Set down the material once more, exactly as it appears.
** START OF DATA **
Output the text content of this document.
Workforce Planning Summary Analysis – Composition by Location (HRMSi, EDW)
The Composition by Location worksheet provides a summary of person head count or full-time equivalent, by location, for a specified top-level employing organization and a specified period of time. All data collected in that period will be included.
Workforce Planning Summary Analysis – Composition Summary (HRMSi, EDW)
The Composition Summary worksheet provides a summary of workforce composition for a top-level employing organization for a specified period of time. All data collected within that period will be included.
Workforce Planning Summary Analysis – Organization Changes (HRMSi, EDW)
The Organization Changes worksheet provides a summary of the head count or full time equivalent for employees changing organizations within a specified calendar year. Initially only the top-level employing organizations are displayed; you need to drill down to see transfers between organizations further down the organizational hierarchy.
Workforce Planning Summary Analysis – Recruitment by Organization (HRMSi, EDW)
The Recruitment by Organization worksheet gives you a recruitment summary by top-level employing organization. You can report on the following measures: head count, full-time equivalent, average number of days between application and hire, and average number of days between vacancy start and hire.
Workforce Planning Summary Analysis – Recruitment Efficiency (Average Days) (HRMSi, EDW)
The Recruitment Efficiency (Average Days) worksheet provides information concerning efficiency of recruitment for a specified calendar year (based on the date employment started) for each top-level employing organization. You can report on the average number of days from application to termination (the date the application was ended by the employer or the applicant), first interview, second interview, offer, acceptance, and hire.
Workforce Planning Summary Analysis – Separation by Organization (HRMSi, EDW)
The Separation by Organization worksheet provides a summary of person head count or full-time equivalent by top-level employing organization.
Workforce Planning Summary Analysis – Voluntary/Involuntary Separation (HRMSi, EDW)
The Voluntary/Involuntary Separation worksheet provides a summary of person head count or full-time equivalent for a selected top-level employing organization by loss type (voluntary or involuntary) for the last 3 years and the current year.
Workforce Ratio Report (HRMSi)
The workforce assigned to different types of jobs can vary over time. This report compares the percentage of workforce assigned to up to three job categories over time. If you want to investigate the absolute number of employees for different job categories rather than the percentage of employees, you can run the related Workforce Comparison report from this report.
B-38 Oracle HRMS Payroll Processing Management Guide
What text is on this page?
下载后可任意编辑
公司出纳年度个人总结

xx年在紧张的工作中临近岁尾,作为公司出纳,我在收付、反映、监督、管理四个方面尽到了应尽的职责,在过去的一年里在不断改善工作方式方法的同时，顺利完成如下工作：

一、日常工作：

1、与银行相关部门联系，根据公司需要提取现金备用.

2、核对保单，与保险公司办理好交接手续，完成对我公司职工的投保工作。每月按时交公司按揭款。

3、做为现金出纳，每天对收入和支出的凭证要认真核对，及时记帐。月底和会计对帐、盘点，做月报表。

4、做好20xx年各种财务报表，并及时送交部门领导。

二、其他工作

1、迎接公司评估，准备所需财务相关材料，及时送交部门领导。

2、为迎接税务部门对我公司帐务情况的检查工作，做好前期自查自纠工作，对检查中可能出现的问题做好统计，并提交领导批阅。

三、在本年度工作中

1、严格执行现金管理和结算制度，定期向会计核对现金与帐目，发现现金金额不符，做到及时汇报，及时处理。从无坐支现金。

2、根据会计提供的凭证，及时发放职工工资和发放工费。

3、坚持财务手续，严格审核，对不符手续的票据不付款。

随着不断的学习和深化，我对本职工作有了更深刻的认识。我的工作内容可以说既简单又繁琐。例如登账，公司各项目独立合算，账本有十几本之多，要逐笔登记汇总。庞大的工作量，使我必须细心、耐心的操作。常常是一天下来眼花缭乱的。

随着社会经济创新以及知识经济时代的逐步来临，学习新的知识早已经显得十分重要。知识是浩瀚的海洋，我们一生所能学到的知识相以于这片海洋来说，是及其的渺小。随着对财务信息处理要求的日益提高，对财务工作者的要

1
** END OF DATA **
COMPLETE RESPONSE —
Output the text content of this document.
Workforce Planning Summary Analysis – Composition by Location (HRMSi, EDW)
The Composition by Location worksheet provides a summary of person head count or full-time equivalent, by location, for a specified top-level employing organization and a specified period of time. All data collected in that period will be included.
Workforce Planning Summary Analysis – Composition Summary (HRMSi, EDW)
The Composition Summary worksheet provides a summary of workforce composition for a top-level employing organization for a specified period of time. All data collected within that period will be included.
Workforce Planning Summary Analysis – Organization Changes (HRMSi, EDW)
The Organization Changes worksheet provides a summary of the head count or full time equivalent for employees changing organizations within a specified calendar year. Initially only the top-level employing organizations are displayed; you need to drill down to see transfers between organizations further down the organizational hierarchy.
Workforce Planning Summary Analysis – Recruitment by Organization (HRMSi, EDW)
The Recruitment by Organization worksheet gives you a recruitment summary by top-level employing organization. You can report on the following measures: head count, full-time equivalent, average number of days between application and hire, and average number of days between vacancy start and hire.
Workforce Planning Summary Analysis – Recruitment Efficiency (Average Days) (HRMSi, EDW)
The Recruitment Efficiency (Average Days) worksheet provides information concerning efficiency of recruitment for a specified calendar year (based on the date employment started) for each top-level employing organization. You can report on the average number of days from application to termination (the date the application was ended by the employer or the applicant), first interview, second interview, offer, acceptance, and hire.
Workforce Planning Summary Analysis – Separation by Organization (HRMSi, EDW)
The Separation by Organization worksheet provides a summary of person head count or full-time equivalent by top-level employing organization.
Workforce Planning Summary Analysis – Voluntary/Involuntary Separation (HRMSi, EDW)
The Voluntary/Involuntary Separation worksheet provides a summary of person head count or full-time equivalent for a selected top-level employing organization by loss type (voluntary or involuntary) for the last 3 years and the current year.
Workforce Ratio Report (HRMSi)
The workforce assigned to different types of jobs can vary over time. This report compares the percentage of workforce assigned to up to three job categories over time. If you want to investigate the absolute number of employees for different job categories rather than the percentage of employees, you can run the related Workforce Comparison report from this report.
B-38 Oracle HRMS Payroll Processing Management Guide
What text is on this page?
下载后可任意编辑
公司出纳年度个人总结

xx年在紧张的工作中临近岁尾,作为公司出纳,我在收付、反映、监督、管理四个方面尽到了应尽的职责,在过去的一年里在不断改善工作方式方法的同时，顺利完成如下工作：

一、日常工作：

1、与银行相关部门联系，根据公司需要提取现金备用.

2、核对保单，与保险公司办理好交接手续，完成对我公司职工的投保工作。每月按时交公司按揭款。

3、做为现金出纳，每天对收入和支出的凭证要认真核对，及时记帐。月底和会计对帐、盘点，做月报表。

4、做好20xx年各种财务报表，并及时送交部门领导。

二、其他工作

1、迎接公司评估，准备所需财务相关材料，及时送交部门领导。

2、为迎接税务部门对我公司帐务情况的检查工作，做好前期自查自纠工作，对检查中可能出现的问题做好统计，并提交领导批阅。

三、在本年度工作中

1、严格执行现金管理和结算制度，定期向会计核对现金与帐目，发现现金金额不符，做到及时汇报，及时处理。从无坐支现金。

2、根据会计提供的凭证，及时发放职工工资和发放工费。

3、坚持财务手续，严格审核，对不符手续的票据不付款。

随着不断的学习和深化，我对本职工作有了更深刻的认识。我的工作内容可以说既简单又繁琐。例如登账，公司各项目独立合算，账本有十几本之多，要逐笔登记汇总。庞大的工作量，使我必须细心、耐心的操作。常常是一天下来眼花缭乱的。

随着社会经济创新以及知识经济时代的逐步来临，学习新的知识早已经显得十分重要。知识是浩瀚的海洋，我们一生所能学到的知识相以于这片海洋来说，是及其的渺小。随着对财务信息处理要求的日益提高，对财务工作者的要

1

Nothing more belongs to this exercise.